[Stored records]
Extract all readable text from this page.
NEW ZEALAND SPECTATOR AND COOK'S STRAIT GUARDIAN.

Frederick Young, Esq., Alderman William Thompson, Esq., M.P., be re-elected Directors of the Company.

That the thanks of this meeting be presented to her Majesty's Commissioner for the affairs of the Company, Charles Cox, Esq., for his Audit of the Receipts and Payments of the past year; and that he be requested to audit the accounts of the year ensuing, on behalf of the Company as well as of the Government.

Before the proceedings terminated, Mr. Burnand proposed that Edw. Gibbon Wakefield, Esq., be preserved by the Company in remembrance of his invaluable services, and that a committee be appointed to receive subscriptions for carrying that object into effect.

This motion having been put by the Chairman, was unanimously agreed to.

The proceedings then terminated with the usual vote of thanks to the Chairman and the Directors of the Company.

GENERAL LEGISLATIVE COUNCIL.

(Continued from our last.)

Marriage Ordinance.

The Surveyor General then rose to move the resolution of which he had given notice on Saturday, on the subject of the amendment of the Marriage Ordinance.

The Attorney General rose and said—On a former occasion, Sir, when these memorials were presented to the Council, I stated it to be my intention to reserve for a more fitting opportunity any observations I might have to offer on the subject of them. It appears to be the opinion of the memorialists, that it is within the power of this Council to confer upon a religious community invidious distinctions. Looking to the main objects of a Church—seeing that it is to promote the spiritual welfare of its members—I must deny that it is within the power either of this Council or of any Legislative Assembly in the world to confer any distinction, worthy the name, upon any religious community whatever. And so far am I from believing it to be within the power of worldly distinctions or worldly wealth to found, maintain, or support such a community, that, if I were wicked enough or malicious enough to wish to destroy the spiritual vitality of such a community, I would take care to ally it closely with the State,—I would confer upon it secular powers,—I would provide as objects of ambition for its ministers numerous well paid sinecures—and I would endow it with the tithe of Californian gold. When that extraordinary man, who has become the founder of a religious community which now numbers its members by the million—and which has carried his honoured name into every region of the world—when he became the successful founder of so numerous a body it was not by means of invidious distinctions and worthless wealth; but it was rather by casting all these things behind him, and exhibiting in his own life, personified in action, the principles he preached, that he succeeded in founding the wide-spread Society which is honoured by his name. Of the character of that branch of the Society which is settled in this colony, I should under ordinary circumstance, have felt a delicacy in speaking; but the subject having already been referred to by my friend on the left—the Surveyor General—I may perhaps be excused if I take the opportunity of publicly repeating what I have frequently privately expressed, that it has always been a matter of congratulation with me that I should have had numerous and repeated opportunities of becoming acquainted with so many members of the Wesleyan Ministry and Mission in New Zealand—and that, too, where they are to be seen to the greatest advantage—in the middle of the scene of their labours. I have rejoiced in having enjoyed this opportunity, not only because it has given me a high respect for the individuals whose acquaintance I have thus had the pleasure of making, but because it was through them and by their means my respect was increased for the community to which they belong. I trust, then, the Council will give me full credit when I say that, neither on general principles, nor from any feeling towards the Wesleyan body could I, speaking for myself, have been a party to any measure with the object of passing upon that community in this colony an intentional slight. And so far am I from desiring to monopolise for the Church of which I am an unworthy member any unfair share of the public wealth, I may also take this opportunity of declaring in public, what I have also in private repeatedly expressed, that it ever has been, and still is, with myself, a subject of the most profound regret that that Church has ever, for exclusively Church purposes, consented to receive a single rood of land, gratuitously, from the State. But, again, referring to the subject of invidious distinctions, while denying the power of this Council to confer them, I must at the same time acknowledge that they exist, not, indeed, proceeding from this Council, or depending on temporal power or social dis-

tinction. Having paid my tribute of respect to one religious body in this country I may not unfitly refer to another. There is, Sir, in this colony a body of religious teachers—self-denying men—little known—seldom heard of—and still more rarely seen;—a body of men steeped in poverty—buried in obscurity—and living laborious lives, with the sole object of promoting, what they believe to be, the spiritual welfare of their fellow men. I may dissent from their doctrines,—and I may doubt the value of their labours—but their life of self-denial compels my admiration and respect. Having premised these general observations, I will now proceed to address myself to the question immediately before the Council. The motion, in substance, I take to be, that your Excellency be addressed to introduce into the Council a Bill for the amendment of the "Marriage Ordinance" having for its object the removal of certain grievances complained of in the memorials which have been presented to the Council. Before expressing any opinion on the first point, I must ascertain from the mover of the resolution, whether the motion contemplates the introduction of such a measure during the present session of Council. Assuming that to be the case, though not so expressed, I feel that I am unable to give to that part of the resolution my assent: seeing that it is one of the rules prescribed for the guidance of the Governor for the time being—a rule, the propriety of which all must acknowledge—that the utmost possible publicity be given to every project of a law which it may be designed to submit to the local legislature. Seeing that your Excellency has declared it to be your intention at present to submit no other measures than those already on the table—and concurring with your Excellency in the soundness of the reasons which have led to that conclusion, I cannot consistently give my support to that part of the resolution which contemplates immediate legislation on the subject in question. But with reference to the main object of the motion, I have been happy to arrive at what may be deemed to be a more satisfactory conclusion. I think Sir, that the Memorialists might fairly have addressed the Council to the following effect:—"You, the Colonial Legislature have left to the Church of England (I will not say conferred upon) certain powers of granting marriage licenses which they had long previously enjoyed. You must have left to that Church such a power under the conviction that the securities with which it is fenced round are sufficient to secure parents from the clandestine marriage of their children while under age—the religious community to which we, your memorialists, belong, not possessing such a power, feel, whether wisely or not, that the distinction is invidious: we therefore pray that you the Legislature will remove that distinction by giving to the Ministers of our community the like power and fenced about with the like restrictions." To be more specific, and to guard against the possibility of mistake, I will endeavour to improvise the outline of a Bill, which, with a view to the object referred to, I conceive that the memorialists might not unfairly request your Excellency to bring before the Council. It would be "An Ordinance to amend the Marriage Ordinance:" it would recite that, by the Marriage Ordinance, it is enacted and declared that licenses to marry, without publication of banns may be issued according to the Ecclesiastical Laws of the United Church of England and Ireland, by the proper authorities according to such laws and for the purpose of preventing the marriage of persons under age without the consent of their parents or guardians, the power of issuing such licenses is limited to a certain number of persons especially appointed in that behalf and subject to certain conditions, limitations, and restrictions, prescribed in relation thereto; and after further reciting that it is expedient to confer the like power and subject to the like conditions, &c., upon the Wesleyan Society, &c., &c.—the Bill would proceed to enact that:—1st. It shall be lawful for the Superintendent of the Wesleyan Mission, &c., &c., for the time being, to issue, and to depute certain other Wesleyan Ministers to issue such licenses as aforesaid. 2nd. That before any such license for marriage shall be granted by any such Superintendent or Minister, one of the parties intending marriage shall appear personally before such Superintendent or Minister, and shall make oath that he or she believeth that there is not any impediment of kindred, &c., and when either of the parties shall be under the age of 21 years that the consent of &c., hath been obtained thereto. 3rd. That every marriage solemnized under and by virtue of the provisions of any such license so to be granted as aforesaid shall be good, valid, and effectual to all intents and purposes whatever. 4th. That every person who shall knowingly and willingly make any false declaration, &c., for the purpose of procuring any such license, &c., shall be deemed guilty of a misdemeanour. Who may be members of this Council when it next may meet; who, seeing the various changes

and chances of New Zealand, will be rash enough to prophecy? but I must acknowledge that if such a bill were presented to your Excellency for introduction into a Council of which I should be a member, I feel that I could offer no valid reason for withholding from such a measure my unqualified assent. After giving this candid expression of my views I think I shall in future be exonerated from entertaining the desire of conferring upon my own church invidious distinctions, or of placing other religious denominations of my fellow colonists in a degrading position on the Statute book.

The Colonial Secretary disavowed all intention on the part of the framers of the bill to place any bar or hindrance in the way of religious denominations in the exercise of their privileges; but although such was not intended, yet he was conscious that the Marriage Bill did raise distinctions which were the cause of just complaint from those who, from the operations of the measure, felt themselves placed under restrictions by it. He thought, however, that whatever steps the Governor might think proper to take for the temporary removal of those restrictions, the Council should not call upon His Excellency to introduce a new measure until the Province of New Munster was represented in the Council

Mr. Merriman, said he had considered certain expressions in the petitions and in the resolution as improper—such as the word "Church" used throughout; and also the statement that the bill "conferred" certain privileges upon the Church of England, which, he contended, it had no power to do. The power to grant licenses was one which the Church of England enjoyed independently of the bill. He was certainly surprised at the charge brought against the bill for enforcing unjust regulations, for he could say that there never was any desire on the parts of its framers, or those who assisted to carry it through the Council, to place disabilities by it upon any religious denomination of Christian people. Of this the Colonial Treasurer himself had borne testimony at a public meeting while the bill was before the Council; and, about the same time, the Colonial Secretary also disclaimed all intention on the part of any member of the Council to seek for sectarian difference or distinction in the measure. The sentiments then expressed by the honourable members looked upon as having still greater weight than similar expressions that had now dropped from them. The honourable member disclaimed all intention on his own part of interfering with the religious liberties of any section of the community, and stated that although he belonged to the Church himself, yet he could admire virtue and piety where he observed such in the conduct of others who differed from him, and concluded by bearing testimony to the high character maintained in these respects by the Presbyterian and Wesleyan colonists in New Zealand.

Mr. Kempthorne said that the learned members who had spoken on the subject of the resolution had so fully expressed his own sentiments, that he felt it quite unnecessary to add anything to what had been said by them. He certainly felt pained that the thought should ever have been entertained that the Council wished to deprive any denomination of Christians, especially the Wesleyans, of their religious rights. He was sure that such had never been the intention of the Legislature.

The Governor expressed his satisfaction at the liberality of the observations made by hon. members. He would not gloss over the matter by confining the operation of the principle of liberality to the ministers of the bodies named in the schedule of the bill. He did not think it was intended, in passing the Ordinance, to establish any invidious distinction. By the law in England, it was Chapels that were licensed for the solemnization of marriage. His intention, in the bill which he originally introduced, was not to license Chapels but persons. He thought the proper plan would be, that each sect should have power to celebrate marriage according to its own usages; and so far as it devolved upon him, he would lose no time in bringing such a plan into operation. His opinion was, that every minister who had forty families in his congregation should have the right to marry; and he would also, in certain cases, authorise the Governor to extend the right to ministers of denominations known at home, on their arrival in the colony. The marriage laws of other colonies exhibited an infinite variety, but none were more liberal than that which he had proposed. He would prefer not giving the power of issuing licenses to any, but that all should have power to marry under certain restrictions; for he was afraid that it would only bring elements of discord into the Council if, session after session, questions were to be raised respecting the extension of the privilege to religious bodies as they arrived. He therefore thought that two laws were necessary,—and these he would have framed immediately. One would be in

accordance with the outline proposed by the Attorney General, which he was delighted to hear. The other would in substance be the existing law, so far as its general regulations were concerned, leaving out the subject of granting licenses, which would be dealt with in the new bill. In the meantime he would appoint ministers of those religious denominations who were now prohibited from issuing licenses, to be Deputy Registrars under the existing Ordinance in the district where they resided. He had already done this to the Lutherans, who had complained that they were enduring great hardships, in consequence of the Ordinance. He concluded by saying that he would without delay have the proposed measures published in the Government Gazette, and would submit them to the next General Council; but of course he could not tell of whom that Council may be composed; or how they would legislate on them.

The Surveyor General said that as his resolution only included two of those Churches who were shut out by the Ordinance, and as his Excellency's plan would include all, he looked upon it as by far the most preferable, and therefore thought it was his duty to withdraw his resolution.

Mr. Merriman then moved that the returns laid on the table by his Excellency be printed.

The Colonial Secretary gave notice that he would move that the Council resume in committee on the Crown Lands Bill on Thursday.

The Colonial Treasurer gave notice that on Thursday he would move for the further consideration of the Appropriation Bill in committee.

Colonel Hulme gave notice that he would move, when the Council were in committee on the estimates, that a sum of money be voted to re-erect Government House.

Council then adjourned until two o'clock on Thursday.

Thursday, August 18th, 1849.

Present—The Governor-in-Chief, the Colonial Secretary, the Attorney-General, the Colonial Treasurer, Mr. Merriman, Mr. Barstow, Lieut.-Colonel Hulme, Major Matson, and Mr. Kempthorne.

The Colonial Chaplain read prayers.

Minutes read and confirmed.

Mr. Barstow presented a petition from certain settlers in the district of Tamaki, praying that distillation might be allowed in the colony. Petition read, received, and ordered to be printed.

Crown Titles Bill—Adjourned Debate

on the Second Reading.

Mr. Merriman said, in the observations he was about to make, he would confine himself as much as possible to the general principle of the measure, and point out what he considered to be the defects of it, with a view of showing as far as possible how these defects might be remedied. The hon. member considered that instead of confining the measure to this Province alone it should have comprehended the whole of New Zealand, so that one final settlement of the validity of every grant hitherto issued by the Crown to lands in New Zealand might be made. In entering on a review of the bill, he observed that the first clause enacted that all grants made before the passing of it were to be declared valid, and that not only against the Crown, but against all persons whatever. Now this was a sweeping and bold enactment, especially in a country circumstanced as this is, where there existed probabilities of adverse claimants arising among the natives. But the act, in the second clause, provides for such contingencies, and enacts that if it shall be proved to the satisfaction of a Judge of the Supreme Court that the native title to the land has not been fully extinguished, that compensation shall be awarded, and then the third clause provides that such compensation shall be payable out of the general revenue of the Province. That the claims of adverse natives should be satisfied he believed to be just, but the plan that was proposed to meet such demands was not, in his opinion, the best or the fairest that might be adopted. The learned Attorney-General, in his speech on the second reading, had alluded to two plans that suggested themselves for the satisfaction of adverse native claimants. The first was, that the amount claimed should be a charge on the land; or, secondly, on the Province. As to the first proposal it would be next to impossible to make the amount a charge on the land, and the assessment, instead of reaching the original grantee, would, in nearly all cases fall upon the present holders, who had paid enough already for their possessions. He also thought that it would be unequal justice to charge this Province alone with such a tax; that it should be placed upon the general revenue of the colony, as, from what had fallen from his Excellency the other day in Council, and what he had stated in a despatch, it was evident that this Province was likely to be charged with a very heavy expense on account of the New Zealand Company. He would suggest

Task to complete: Where a line above contains the word "printed", copy that line.

Task answer:
Mr. Merriman then moved that the returns laid on the table by his Excellency be printed.
Mr. Barstow presented a petition from certain settlers in the district of Tamaki, praying that distillation might be allowed in the colony. Petition read, received, and ordered to be printed.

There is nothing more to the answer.